§ Your instructions
Begin at the line containing "What's the underlying" and give again every line to the end of the records, exactly, without the pictures.
>> Begin
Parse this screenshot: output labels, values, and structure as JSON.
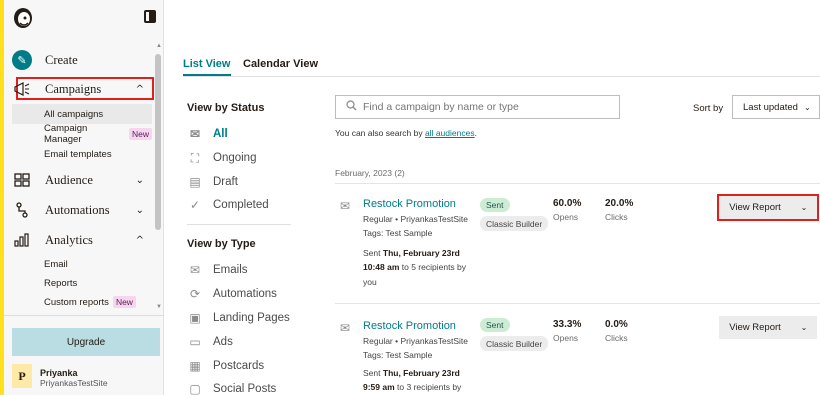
{
  "sidebar": {
    "create_label": "Create",
    "campaigns_label": "Campaigns",
    "campaign_subitems": [
      {
        "label": "All campaigns",
        "badge": ""
      },
      {
        "label": "Campaign Manager",
        "badge": "New"
      },
      {
        "label": "Email templates",
        "badge": ""
      }
    ],
    "audience_label": "Audience",
    "automations_label": "Automations",
    "analytics_label": "Analytics",
    "analytics_subitems": [
      {
        "label": "Email",
        "badge": ""
      },
      {
        "label": "Reports",
        "badge": ""
      },
      {
        "label": "Custom reports",
        "badge": "New"
      }
    ],
    "upgrade_label": "Upgrade",
    "user": {
      "initial": "P",
      "name": "Priyanka",
      "site": "PriyankasTestSite"
    }
  },
  "tabs": [
    {
      "label": "List View",
      "active": true
    },
    {
      "label": "Calendar View",
      "active": false
    }
  ],
  "filters": {
    "status_heading": "View by Status",
    "status_items": [
      "All",
      "Ongoing",
      "Draft",
      "Completed"
    ],
    "type_heading": "View by Type",
    "type_items": [
      "Emails",
      "Automations",
      "Landing Pages",
      "Ads",
      "Postcards",
      "Social Posts"
    ]
  },
  "search": {
    "placeholder": "Find a campaign by name or type",
    "hint_prefix": "You can also search by",
    "hint_link": "all audiences",
    "hint_suffix": "."
  },
  "sort": {
    "label": "Sort by",
    "selected": "Last updated"
  },
  "group_label": "February, 2023 (2)",
  "campaigns": [
    {
      "title": "Restock Promotion",
      "meta": "Regular • PriyankasTestSite",
      "tags": "Tags: Test Sample",
      "sent_prefix": "Sent",
      "sent_date": "Thu, February 23rd",
      "sent_time": "10:48 am",
      "sent_suffix": "to 5 recipients by",
      "sent_by": "you",
      "status": "Sent",
      "builder": "Classic Builder",
      "opens_value": "60.0%",
      "opens_label": "Opens",
      "clicks_value": "20.0%",
      "clicks_label": "Clicks",
      "action_label": "View Report"
    },
    {
      "title": "Restock Promotion",
      "meta": "Regular • PriyankasTestSite",
      "tags": "Tags: Test Sample",
      "sent_prefix": "Sent",
      "sent_date": "Thu, February 23rd",
      "sent_time": "9:59 am",
      "sent_suffix": "to 3 recipients by",
      "sent_by": "",
      "status": "Sent",
      "builder": "Classic Builder",
      "opens_value": "33.3%",
      "opens_label": "Opens",
      "clicks_value": "0.0%",
      "clicks_label": "Clicks",
      "action_label": "View Report"
    }
  ],
  "colors": {
    "accent": "#007c89",
    "highlight": "#e0201a",
    "brand_yellow": "#ffe01b"
  }
}
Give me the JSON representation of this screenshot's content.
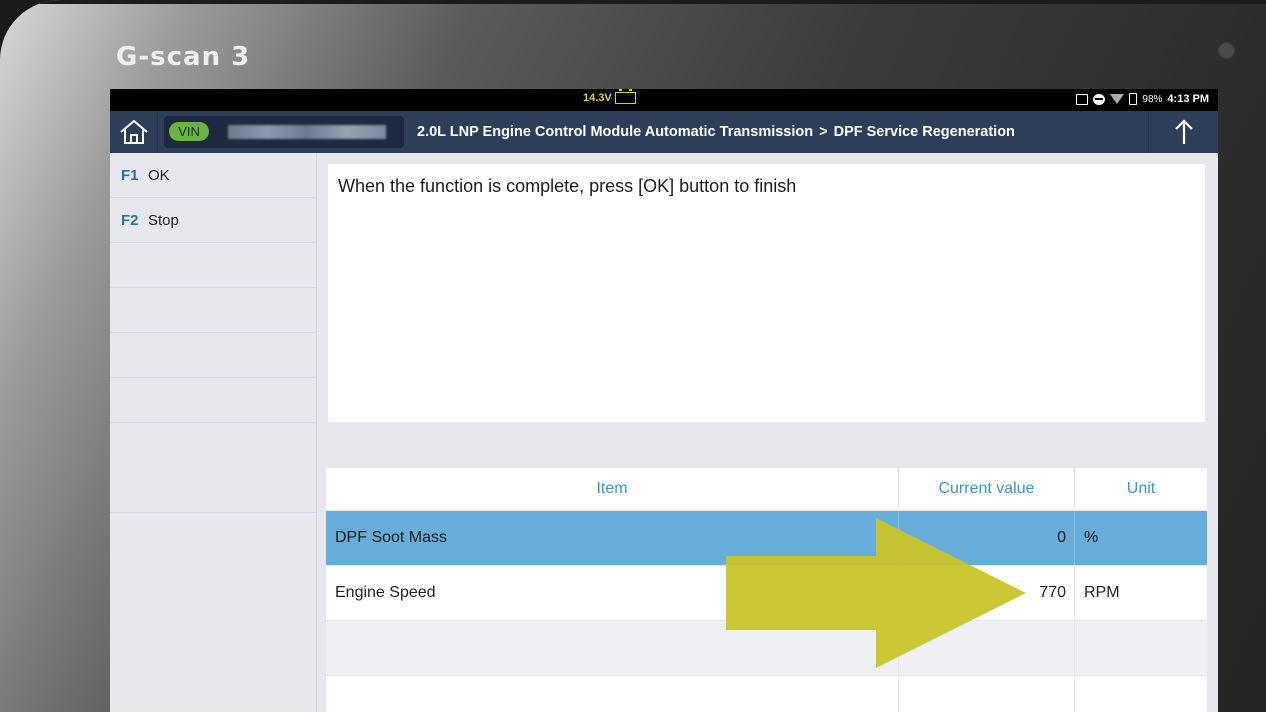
{
  "device": {
    "brand": "G-scan 3"
  },
  "statusbar": {
    "voltage": "14.3V",
    "battery_percent": "98%",
    "time": "4:13 PM"
  },
  "titlebar": {
    "vin_label": "VIN",
    "breadcrumb_module": "2.0L LNP Engine Control Module Automatic Transmission",
    "breadcrumb_separator": ">",
    "breadcrumb_function": "DPF Service Regeneration"
  },
  "sidebar": {
    "function_keys": [
      {
        "key": "F1",
        "label": "OK"
      },
      {
        "key": "F2",
        "label": "Stop"
      }
    ]
  },
  "message": "When the function is complete, press [OK] button to finish",
  "table": {
    "headers": {
      "item": "Item",
      "current_value": "Current value",
      "unit": "Unit"
    },
    "rows": [
      {
        "item": "DPF Soot Mass",
        "value": "0",
        "unit": "%",
        "selected": true
      },
      {
        "item": "Engine Speed",
        "value": "770",
        "unit": "RPM",
        "selected": false
      }
    ]
  },
  "colors": {
    "titlebar": "#2e3e58",
    "selected_row": "#66aed9",
    "header_text": "#3a96cf",
    "vin_badge": "#6db33f",
    "annotation_arrow": "#c8c42a"
  },
  "icons": {
    "home": "home-icon",
    "upload": "up-arrow-icon",
    "annotation": "arrow-annotation"
  }
}
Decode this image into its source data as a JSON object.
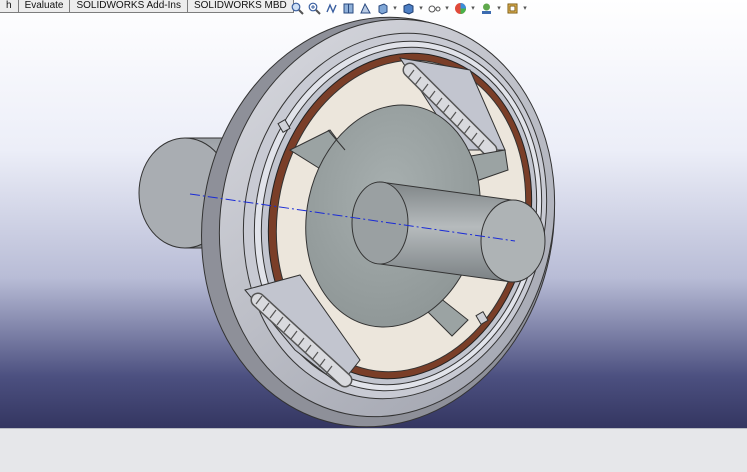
{
  "tabs": [
    {
      "label": "h"
    },
    {
      "label": "Evaluate"
    },
    {
      "label": "SOLIDWORKS Add-Ins"
    },
    {
      "label": "SOLIDWORKS MBD"
    }
  ],
  "view_toolbar": {
    "icons": [
      "zoom-to-fit-icon",
      "zoom-to-area-icon",
      "previous-view-icon",
      "section-view-icon",
      "dynamic-annotation-views-icon",
      "view-orientation-icon",
      "display-style-icon",
      "hide-show-items-icon",
      "edit-appearance-icon",
      "apply-scene-icon",
      "view-settings-icon"
    ]
  },
  "model": {
    "name": "centrifugal-clutch",
    "colors": {
      "housing": "#c9cad2",
      "friction_lining": "#7a3e28",
      "shoe": "#ede4d6",
      "hub": "#9aa3a3",
      "shaft": "#a8aeb0",
      "spring": "#d8d9de",
      "axis_line": "#1a2bd6"
    }
  }
}
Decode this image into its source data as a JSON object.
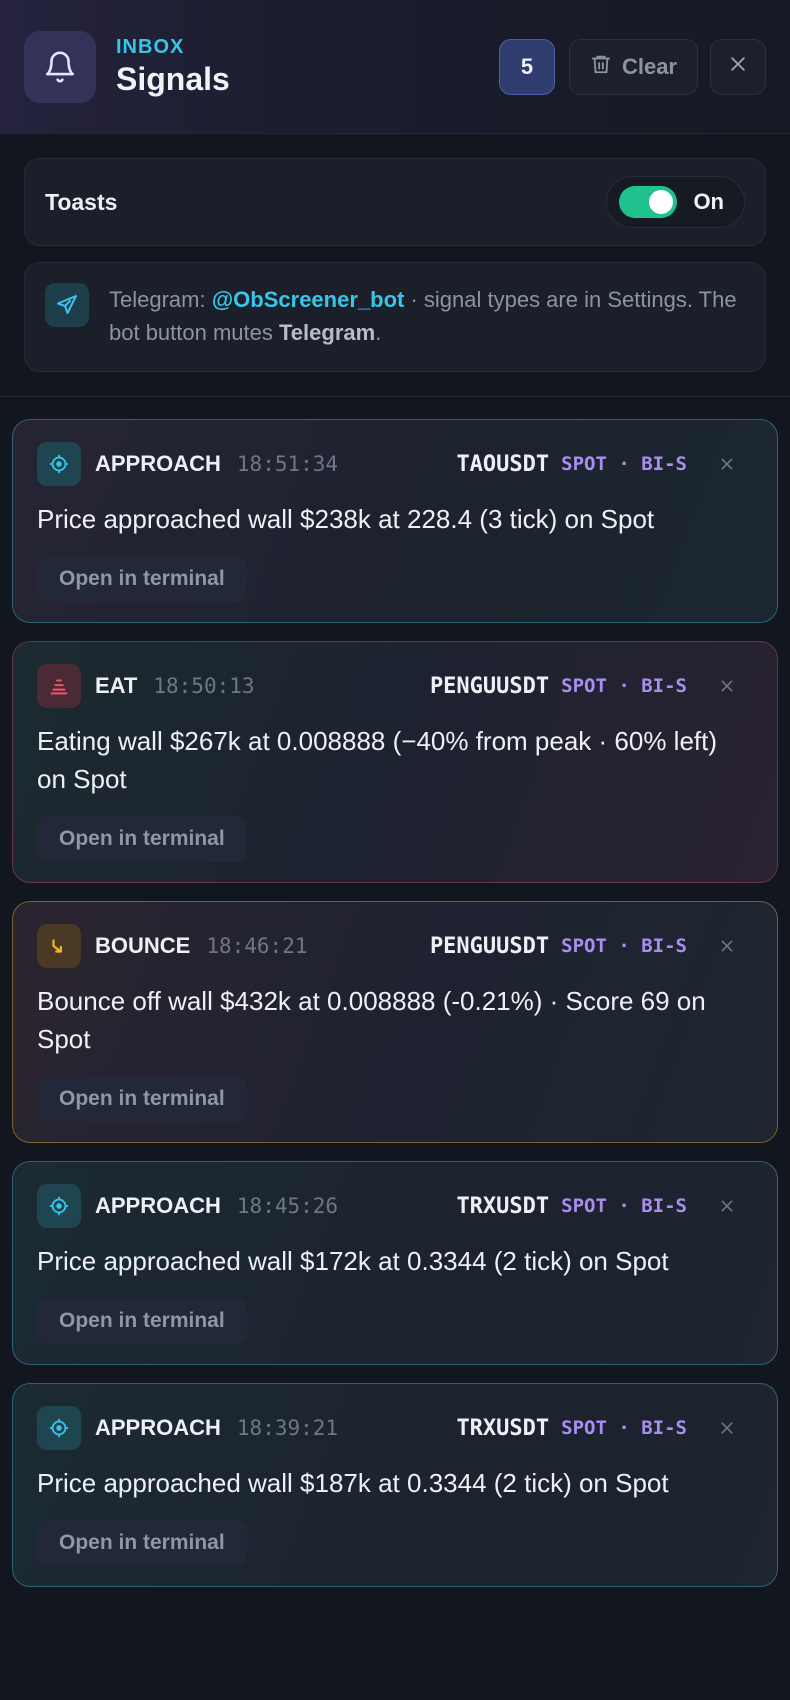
{
  "header": {
    "eyebrow": "INBOX",
    "title": "Signals",
    "count": "5",
    "clear_label": "Clear",
    "icons": {
      "bell": "bell-icon",
      "trash": "trash-icon",
      "close": "close-icon"
    }
  },
  "settings": {
    "toasts_label": "Toasts",
    "toasts_state": "On",
    "toasts_enabled": true,
    "telegram": {
      "prefix": "Telegram: ",
      "handle": "@ObScreener_bot",
      "middle": " · signal types are in Settings. The bot button mutes ",
      "strong": "Telegram",
      "suffix": "."
    }
  },
  "colors": {
    "accent_cyan": "#38c6e8",
    "toggle_green": "#1fc28f",
    "market_purple": "#a98ef0",
    "approach_border": "#2c6472",
    "eat_border": "#6a3446",
    "bounce_border": "#7a6030"
  },
  "signals": [
    {
      "type": "APPROACH",
      "time": "18:51:34",
      "symbol": "TAOUSDT",
      "market": "SPOT · BI-S",
      "message": "Price approached wall $238k at 228.4 (3 tick) on Spot",
      "action": "Open in terminal"
    },
    {
      "type": "EAT",
      "time": "18:50:13",
      "symbol": "PENGUUSDT",
      "market": "SPOT · BI-S",
      "message": "Eating wall $267k at 0.008888 (−40% from peak · 60% left) on Spot",
      "action": "Open in terminal"
    },
    {
      "type": "BOUNCE",
      "time": "18:46:21",
      "symbol": "PENGUUSDT",
      "market": "SPOT · BI-S",
      "message": "Bounce off wall $432k at 0.008888 (-0.21%) · Score 69 on Spot",
      "action": "Open in terminal"
    },
    {
      "type": "APPROACH",
      "time": "18:45:26",
      "symbol": "TRXUSDT",
      "market": "SPOT · BI-S",
      "message": "Price approached wall $172k at 0.3344 (2 tick) on Spot",
      "action": "Open in terminal"
    },
    {
      "type": "APPROACH",
      "time": "18:39:21",
      "symbol": "TRXUSDT",
      "market": "SPOT · BI-S",
      "message": "Price approached wall $187k at 0.3344 (2 tick) on Spot",
      "action": "Open in terminal"
    }
  ]
}
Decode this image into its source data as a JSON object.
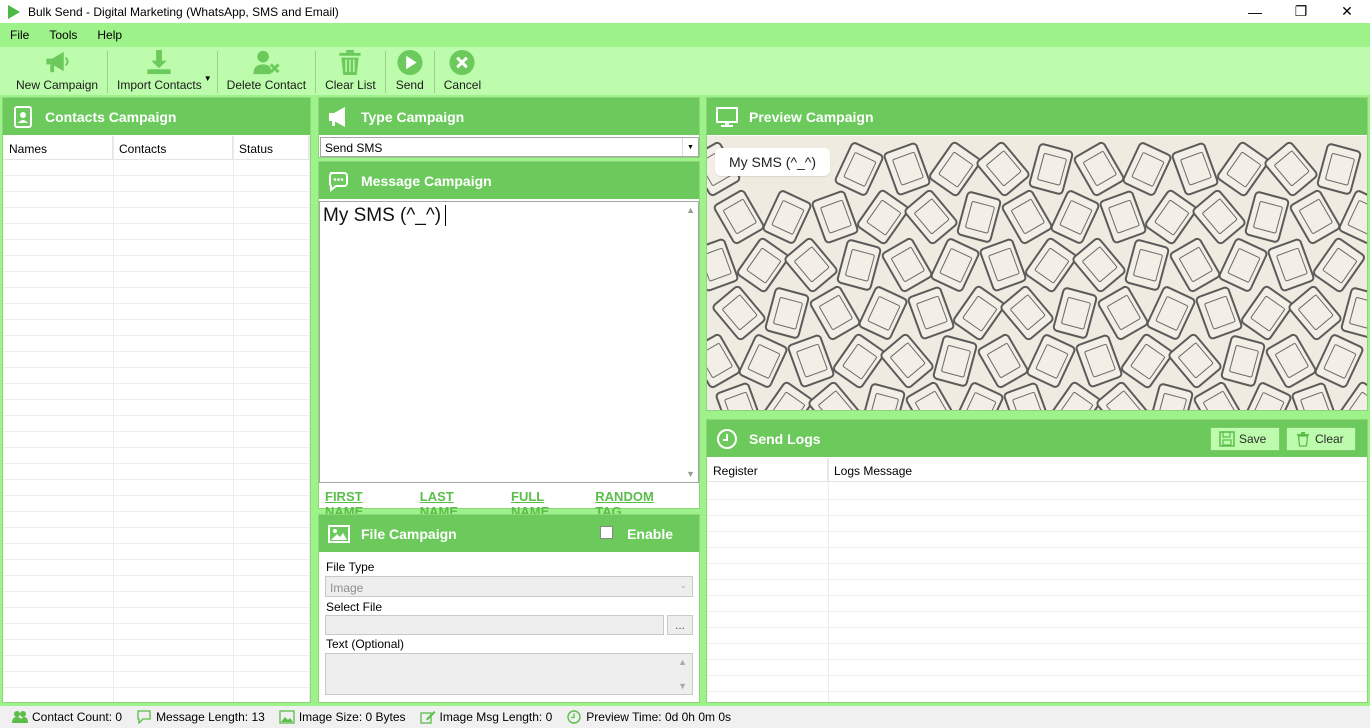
{
  "window": {
    "title": "Bulk Send - Digital Marketing (WhatsApp, SMS and Email)",
    "minimize": "—",
    "restore": "❐",
    "close": "✕"
  },
  "menu": [
    "File",
    "Tools",
    "Help"
  ],
  "toolbar": {
    "new_campaign": "New Campaign",
    "import_contacts": "Import Contacts",
    "delete_contact": "Delete Contact",
    "clear_list": "Clear List",
    "send": "Send",
    "cancel": "Cancel"
  },
  "contacts": {
    "title": "Contacts Campaign",
    "columns": [
      "Names",
      "Contacts",
      "Status"
    ]
  },
  "type_campaign": {
    "title": "Type Campaign",
    "selected": "Send SMS"
  },
  "message_campaign": {
    "title": "Message Campaign",
    "text": "My SMS (^_^)",
    "tags": [
      "FIRST NAME",
      "LAST NAME",
      "FULL NAME",
      "RANDOM TAG"
    ]
  },
  "file_campaign": {
    "title": "File Campaign",
    "enable_label": "Enable",
    "file_type_label": "File Type",
    "file_type_value": "Image",
    "select_file_label": "Select File",
    "browse_label": "...",
    "text_label": "Text (Optional)"
  },
  "preview": {
    "title": "Preview Campaign",
    "bubble_text": "My SMS (^_^)"
  },
  "send_logs": {
    "title": "Send Logs",
    "save_label": "Save",
    "clear_label": "Clear",
    "columns": [
      "Register",
      "Logs Message"
    ]
  },
  "status": {
    "contact_count": "Contact Count: 0",
    "message_length": "Message Length: 13",
    "image_size": "Image Size: 0 Bytes",
    "image_msg_length": "Image Msg Length: 0",
    "preview_time": "Preview Time: 0d 0h 0m 0s"
  },
  "colors": {
    "accent": "#6cc95c",
    "menubar": "#9ef28a",
    "toolbar": "#bdfcac",
    "link": "#5bbd4a"
  }
}
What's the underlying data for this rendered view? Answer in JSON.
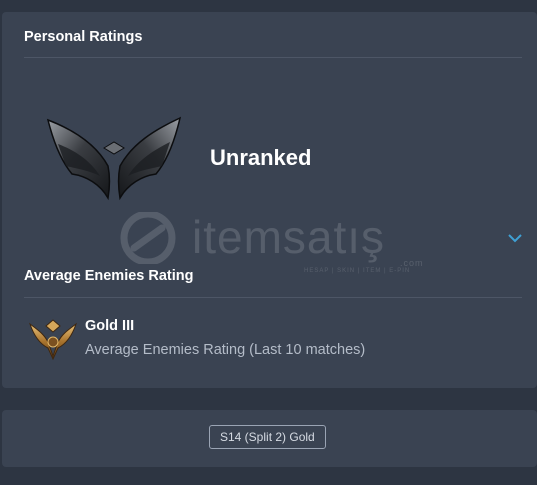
{
  "personal": {
    "title": "Personal Ratings",
    "rank": "Unranked"
  },
  "average": {
    "title": "Average Enemies Rating",
    "tier": "Gold III",
    "subtitle": "Average Enemies Rating (Last 10 matches)"
  },
  "watermark": {
    "text": "itemsatış",
    "tagline": "HESAP | SKIN | ITEM | E-PIN",
    "domain": ".com"
  },
  "footer": {
    "season_badge": "S14 (Split 2) Gold"
  },
  "icons": {
    "unranked": "unranked-emblem-icon",
    "gold": "gold-emblem-icon",
    "expand": "chevron-down-icon"
  },
  "colors": {
    "accent": "#3fa0d4",
    "card": "#3a4352",
    "background": "#2d3542"
  }
}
>> End
§ The reply
What's the underlying data for this rendered view? Answer in JSON.
{
  "personal": {
    "title": "Personal Ratings",
    "rank": "Unranked"
  },
  "average": {
    "title": "Average Enemies Rating",
    "tier": "Gold III",
    "subtitle": "Average Enemies Rating (Last 10 matches)"
  },
  "watermark": {
    "text": "itemsatış",
    "tagline": "HESAP | SKIN | ITEM | E-PIN",
    "domain": ".com"
  },
  "footer": {
    "season_badge": "S14 (Split 2) Gold"
  },
  "icons": {
    "unranked": "unranked-emblem-icon",
    "gold": "gold-emblem-icon",
    "expand": "chevron-down-icon"
  },
  "colors": {
    "accent": "#3fa0d4",
    "card": "#3a4352",
    "background": "#2d3542"
  }
}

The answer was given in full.